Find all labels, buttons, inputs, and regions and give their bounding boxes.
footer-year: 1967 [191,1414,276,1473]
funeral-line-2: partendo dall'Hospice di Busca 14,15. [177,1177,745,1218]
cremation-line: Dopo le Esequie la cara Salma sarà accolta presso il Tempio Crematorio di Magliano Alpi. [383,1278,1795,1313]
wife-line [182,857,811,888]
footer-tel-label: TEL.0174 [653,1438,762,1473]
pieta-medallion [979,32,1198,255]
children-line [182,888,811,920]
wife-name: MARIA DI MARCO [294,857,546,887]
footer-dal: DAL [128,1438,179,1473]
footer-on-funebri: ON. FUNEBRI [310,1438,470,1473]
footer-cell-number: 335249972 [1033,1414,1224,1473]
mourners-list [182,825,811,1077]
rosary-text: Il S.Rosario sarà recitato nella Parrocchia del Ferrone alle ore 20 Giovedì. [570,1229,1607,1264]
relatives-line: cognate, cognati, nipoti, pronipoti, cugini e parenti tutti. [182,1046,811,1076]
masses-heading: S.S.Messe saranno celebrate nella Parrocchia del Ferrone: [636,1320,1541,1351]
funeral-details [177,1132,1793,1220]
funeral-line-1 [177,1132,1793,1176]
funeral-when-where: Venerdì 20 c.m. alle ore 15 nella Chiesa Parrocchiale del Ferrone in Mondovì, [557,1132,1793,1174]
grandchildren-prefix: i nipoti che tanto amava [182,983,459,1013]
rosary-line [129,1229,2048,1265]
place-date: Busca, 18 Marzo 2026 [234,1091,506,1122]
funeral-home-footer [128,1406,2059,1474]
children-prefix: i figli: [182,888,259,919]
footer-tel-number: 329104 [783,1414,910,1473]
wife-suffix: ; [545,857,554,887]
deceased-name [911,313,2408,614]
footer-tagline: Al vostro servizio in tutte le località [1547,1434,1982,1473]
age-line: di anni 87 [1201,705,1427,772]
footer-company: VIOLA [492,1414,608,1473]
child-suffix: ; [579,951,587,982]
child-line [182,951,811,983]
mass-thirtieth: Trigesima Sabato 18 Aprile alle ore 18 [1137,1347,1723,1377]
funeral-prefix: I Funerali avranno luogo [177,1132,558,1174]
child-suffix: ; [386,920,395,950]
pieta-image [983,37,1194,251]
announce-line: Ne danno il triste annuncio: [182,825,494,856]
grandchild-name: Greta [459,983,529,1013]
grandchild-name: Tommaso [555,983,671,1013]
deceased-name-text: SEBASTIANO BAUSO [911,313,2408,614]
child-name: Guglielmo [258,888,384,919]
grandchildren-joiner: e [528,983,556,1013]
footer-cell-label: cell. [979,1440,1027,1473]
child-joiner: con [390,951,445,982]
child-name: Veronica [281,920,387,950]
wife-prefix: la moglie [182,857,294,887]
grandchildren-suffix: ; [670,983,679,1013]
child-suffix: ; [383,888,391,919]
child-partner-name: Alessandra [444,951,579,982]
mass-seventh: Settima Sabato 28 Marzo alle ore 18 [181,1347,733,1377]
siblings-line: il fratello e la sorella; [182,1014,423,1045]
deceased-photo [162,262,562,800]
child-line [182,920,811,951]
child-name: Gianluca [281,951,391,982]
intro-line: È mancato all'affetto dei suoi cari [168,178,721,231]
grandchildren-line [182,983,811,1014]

---+---

#### GOAL
Reproduce every line of the records above verbatim, keeping each entry and its order unchanged.

#### WRITTEN SOLUTION
Find all labels, buttons, inputs, and regions and give their bounding boxes.
footer-year: 1967 [191,1414,276,1473]
funeral-line-2: partendo dall'Hospice di Busca 14,15. [177,1177,745,1218]
cremation-line: Dopo le Esequie la cara Salma sarà accolta presso il Tempio Crematorio di Magliano Alpi. [383,1278,1795,1313]
wife-line [182,857,811,888]
footer-tel-label: TEL.0174 [653,1438,762,1473]
pieta-medallion [979,32,1198,255]
children-line [182,888,811,920]
wife-name: MARIA DI MARCO [294,857,546,887]
footer-dal: DAL [128,1438,179,1473]
footer-on-funebri: ON. FUNEBRI [310,1438,470,1473]
footer-cell-number: 335249972 [1033,1414,1224,1473]
mourners-list [182,825,811,1077]
rosary-text: Il S.Rosario sarà recitato nella Parrocchia del Ferrone alle ore 20 Giovedì. [570,1229,1607,1264]
relatives-line: cognate, cognati, nipoti, pronipoti, cugini e parenti tutti. [182,1046,811,1076]
masses-heading: S.S.Messe saranno celebrate nella Parrocchia del Ferrone: [636,1320,1541,1351]
funeral-details [177,1132,1793,1220]
funeral-line-1 [177,1132,1793,1176]
funeral-when-where: Venerdì 20 c.m. alle ore 15 nella Chiesa Parrocchiale del Ferrone in Mondovì, [557,1132,1793,1174]
grandchildren-prefix: i nipoti che tanto amava [182,983,459,1013]
rosary-line [129,1229,2048,1265]
place-date: Busca, 18 Marzo 2026 [234,1091,506,1122]
funeral-home-footer [128,1406,2059,1474]
children-prefix: i figli: [182,888,259,919]
footer-tel-number: 329104 [783,1414,910,1473]
wife-suffix: ; [545,857,554,887]
deceased-name [911,313,2408,614]
footer-tagline: Al vostro servizio in tutte le località [1547,1434,1982,1473]
age-line: di anni 87 [1201,705,1427,772]
footer-company: VIOLA [492,1414,608,1473]
child-suffix: ; [579,951,587,982]
child-line [182,951,811,983]
mass-thirtieth: Trigesima Sabato 18 Aprile alle ore 18 [1137,1347,1723,1377]
funeral-prefix: I Funerali avranno luogo [177,1132,558,1174]
child-suffix: ; [386,920,395,950]
pieta-image [983,37,1194,251]
announce-line: Ne danno il triste annuncio: [182,825,494,856]
grandchild-name: Greta [459,983,529,1013]
grandchild-name: Tommaso [555,983,671,1013]
deceased-name-text: SEBASTIANO BAUSO [911,313,2408,614]
child-name: Guglielmo [258,888,384,919]
grandchildren-joiner: e [528,983,556,1013]
footer-cell-label: cell. [979,1440,1027,1473]
child-joiner: con [390,951,445,982]
child-name: Veronica [281,920,387,950]
wife-prefix: la moglie [182,857,294,887]
grandchildren-suffix: ; [670,983,679,1013]
child-suffix: ; [383,888,391,919]
child-partner-name: Alessandra [444,951,579,982]
mass-seventh: Settima Sabato 28 Marzo alle ore 18 [181,1347,733,1377]
siblings-line: il fratello e la sorella; [182,1014,423,1045]
deceased-photo [162,262,562,800]
child-line [182,920,811,951]
child-name: Gianluca [281,951,391,982]
intro-line: È mancato all'affetto dei suoi cari [168,178,721,231]
grandchildren-line [182,983,811,1014]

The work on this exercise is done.